▶ **Stated problem**
Reproduce each of the entries below word for word, leaving out the pictures.

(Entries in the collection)
______________________________

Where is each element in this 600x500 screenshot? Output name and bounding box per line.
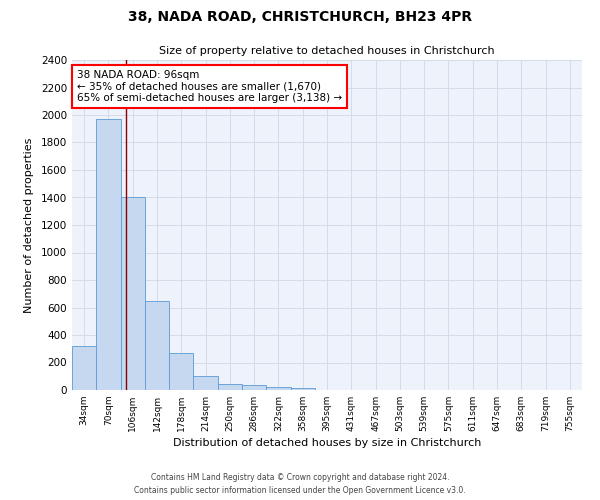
Bar bbox=[169, 353, 193, 390]
Text: 38 NADA ROAD: 96sqm
← 35% of detached houses are smaller (1,670)
65% of semi-det: 38 NADA ROAD: 96sqm ← 35% of detached ho… bbox=[77, 70, 342, 103]
Bar bbox=[193, 376, 218, 390]
Text: Contains HM Land Registry data © Crown copyright and database right 2024.
Contai: Contains HM Land Registry data © Crown c… bbox=[134, 474, 466, 495]
Bar bbox=[145, 300, 169, 390]
Bar bbox=[242, 385, 266, 390]
Y-axis label: Number of detached properties: Number of detached properties bbox=[24, 138, 34, 312]
Bar bbox=[121, 198, 145, 390]
Bar bbox=[290, 388, 315, 390]
Bar bbox=[218, 384, 242, 390]
Bar bbox=[266, 387, 290, 390]
Bar bbox=[96, 119, 121, 390]
Bar bbox=[72, 346, 96, 390]
Title: Size of property relative to detached houses in Christchurch: Size of property relative to detached ho… bbox=[159, 46, 495, 56]
X-axis label: Distribution of detached houses by size in Christchurch: Distribution of detached houses by size … bbox=[173, 438, 481, 448]
Text: 38, NADA ROAD, CHRISTCHURCH, BH23 4PR: 38, NADA ROAD, CHRISTCHURCH, BH23 4PR bbox=[128, 10, 472, 24]
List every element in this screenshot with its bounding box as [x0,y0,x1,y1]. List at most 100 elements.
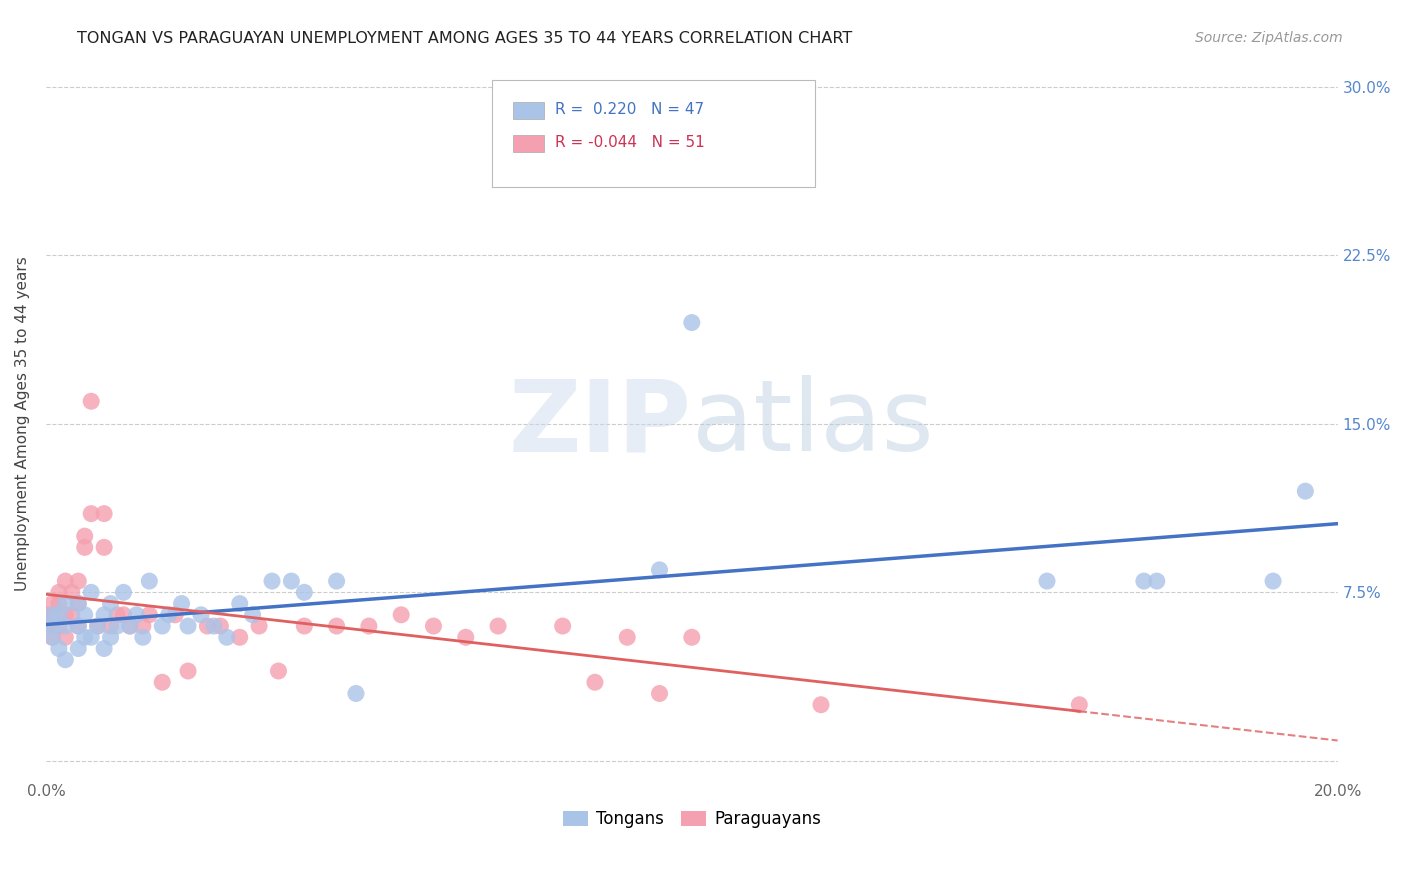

______________________________

▶ **Expected output**
Where is each element in this 600x500 screenshot? Output name and bounding box per line.
Bar bbox=[169, 353, 193, 390]
Text: 38 NADA ROAD: 96sqm
← 35% of detached houses are smaller (1,670)
65% of semi-det: 38 NADA ROAD: 96sqm ← 35% of detached ho… bbox=[77, 70, 342, 103]
Bar bbox=[193, 376, 218, 390]
Text: Contains HM Land Registry data © Crown copyright and database right 2024.
Contai: Contains HM Land Registry data © Crown c… bbox=[134, 474, 466, 495]
Bar bbox=[145, 300, 169, 390]
Bar bbox=[242, 385, 266, 390]
Y-axis label: Number of detached properties: Number of detached properties bbox=[24, 138, 34, 312]
Bar bbox=[121, 198, 145, 390]
Bar bbox=[290, 388, 315, 390]
Bar bbox=[218, 384, 242, 390]
Bar bbox=[266, 387, 290, 390]
Bar bbox=[96, 119, 121, 390]
Bar bbox=[72, 346, 96, 390]
Title: Size of property relative to detached houses in Christchurch: Size of property relative to detached ho… bbox=[159, 46, 495, 56]
X-axis label: Distribution of detached houses by size in Christchurch: Distribution of detached houses by size … bbox=[173, 438, 481, 448]
Text: 38, NADA ROAD, CHRISTCHURCH, BH23 4PR: 38, NADA ROAD, CHRISTCHURCH, BH23 4PR bbox=[128, 10, 472, 24]
List every element in this screenshot with its bounding box as [x0,y0,x1,y1]. List at most 100 elements.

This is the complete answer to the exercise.